▶ The request: From the entries below, count every line that contains the word "goods". Please give the number and nothing else.
--- start Supplied material ---
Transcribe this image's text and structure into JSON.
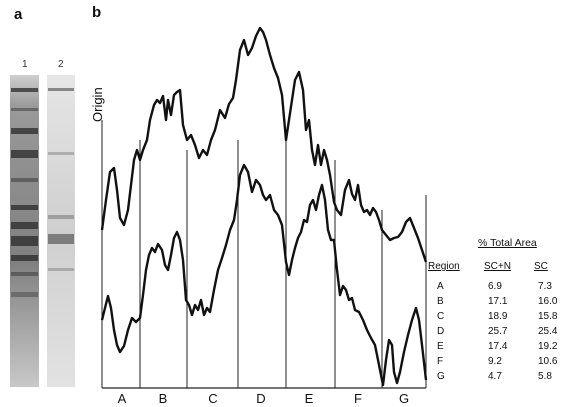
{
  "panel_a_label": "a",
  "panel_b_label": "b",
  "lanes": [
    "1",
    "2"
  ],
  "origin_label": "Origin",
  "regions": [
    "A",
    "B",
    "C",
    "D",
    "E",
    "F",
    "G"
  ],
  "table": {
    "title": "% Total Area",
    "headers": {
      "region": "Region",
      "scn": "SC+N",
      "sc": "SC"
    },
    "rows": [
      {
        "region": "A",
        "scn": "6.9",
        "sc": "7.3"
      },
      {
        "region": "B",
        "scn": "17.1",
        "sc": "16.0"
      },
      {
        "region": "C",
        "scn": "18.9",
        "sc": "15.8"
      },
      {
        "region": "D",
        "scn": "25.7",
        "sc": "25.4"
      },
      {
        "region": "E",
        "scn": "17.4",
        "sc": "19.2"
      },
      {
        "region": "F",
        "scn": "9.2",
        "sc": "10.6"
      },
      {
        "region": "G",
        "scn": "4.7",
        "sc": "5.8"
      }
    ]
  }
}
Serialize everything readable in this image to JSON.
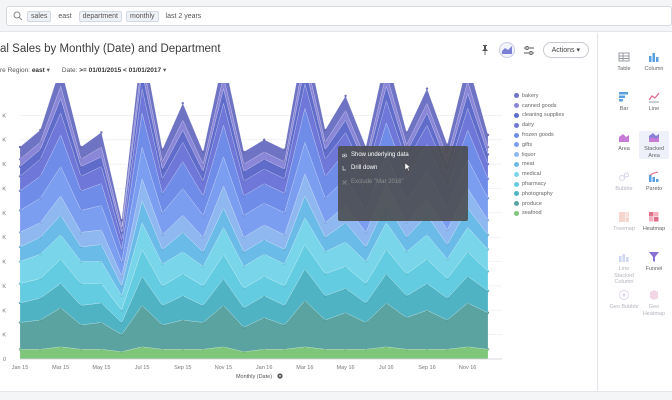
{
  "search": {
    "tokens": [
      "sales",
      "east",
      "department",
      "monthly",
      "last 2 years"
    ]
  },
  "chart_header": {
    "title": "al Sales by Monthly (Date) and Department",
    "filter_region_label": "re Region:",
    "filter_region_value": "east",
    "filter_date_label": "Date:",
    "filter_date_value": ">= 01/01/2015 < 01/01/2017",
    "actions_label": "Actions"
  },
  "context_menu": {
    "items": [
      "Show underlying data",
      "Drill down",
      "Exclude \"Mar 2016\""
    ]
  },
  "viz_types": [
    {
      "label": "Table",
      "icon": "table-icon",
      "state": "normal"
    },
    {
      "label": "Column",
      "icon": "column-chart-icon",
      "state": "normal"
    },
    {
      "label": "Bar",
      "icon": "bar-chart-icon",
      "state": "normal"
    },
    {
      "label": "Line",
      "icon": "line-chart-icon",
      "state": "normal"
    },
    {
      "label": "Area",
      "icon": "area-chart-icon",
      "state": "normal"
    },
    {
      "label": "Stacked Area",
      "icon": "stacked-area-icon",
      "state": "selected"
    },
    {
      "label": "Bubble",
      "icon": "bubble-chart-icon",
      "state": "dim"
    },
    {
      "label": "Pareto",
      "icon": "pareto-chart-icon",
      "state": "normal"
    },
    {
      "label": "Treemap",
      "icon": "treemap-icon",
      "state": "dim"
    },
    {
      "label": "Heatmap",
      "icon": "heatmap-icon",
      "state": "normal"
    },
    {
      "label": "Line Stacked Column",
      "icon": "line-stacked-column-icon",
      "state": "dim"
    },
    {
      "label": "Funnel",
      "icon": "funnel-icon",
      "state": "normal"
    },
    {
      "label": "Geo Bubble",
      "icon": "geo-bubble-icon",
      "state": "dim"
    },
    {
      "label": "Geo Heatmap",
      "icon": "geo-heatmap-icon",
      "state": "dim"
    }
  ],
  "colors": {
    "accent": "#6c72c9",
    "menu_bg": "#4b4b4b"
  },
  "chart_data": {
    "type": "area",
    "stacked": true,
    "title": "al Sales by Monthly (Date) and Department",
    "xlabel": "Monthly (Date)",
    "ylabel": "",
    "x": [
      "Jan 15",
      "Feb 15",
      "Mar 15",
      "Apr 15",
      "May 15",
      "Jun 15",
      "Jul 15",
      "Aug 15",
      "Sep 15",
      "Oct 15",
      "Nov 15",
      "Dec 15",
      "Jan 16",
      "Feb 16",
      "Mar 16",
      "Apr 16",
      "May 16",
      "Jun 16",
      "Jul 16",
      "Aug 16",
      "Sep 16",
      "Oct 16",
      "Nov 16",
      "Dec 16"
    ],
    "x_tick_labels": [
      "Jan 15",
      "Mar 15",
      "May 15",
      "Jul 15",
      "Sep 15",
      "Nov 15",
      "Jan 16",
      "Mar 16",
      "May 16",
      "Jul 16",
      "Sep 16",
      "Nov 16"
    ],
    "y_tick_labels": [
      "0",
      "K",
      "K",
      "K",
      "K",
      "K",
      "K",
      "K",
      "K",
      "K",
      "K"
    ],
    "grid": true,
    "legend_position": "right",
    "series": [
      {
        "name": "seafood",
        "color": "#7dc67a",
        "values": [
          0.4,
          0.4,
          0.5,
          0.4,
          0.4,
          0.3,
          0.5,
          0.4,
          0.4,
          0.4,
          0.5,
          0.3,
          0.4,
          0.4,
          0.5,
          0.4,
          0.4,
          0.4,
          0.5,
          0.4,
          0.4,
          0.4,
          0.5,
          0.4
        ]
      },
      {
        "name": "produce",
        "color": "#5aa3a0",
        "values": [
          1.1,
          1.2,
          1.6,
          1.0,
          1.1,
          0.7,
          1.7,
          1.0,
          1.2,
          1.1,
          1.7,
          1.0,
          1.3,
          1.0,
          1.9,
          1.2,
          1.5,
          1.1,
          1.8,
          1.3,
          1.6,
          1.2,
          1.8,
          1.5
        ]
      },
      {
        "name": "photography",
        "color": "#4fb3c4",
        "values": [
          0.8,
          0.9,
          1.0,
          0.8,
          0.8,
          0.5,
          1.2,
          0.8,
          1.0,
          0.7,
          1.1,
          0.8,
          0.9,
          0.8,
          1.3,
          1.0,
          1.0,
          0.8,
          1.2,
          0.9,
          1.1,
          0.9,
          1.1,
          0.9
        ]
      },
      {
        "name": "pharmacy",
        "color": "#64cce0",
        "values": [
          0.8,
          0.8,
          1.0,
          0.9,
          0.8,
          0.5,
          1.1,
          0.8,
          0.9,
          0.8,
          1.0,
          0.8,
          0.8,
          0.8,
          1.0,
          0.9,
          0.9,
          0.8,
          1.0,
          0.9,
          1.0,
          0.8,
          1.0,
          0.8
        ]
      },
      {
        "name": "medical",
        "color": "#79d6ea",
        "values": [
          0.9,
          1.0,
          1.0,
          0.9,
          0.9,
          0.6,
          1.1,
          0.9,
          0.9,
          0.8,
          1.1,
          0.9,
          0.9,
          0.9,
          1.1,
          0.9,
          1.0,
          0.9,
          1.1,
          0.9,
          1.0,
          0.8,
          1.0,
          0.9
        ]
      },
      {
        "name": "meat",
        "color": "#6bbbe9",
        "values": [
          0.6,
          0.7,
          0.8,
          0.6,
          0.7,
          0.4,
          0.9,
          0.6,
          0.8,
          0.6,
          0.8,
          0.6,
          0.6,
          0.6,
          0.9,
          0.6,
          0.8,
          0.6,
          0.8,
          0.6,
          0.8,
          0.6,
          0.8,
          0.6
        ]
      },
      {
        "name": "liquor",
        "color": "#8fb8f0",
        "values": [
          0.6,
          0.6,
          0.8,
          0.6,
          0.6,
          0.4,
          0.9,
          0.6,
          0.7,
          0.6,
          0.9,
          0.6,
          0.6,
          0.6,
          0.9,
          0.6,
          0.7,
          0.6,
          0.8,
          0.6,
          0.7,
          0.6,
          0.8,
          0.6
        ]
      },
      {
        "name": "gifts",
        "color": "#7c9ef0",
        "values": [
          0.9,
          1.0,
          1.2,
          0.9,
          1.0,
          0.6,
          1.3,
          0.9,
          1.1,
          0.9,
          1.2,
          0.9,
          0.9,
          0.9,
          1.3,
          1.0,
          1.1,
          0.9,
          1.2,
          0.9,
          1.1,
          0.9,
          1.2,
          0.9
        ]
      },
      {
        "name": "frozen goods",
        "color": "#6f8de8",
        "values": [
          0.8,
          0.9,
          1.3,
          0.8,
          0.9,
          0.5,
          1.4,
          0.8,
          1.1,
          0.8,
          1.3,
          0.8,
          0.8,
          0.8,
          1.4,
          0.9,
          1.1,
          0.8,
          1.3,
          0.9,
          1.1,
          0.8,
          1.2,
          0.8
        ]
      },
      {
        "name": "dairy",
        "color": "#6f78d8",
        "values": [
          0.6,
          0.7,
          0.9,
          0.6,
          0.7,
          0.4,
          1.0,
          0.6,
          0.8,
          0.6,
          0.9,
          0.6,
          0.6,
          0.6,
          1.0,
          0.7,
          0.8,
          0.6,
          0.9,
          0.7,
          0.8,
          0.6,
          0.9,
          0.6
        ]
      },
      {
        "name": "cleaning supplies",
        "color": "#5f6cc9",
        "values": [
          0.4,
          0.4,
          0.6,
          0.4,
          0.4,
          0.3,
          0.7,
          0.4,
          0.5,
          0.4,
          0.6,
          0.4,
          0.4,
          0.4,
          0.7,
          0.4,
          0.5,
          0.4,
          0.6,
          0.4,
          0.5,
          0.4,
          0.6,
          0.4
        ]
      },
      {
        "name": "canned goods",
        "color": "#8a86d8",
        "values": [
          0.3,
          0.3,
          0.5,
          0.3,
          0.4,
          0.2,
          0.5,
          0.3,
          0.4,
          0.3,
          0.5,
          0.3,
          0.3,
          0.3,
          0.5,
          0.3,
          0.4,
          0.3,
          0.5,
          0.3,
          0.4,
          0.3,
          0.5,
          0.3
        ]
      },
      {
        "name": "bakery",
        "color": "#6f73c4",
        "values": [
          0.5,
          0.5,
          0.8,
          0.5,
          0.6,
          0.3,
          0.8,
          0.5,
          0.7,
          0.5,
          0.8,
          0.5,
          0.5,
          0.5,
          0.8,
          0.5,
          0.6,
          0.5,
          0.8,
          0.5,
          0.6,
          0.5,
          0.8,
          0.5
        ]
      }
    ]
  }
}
--- end Supplied material ---
▶ Worked solution: 2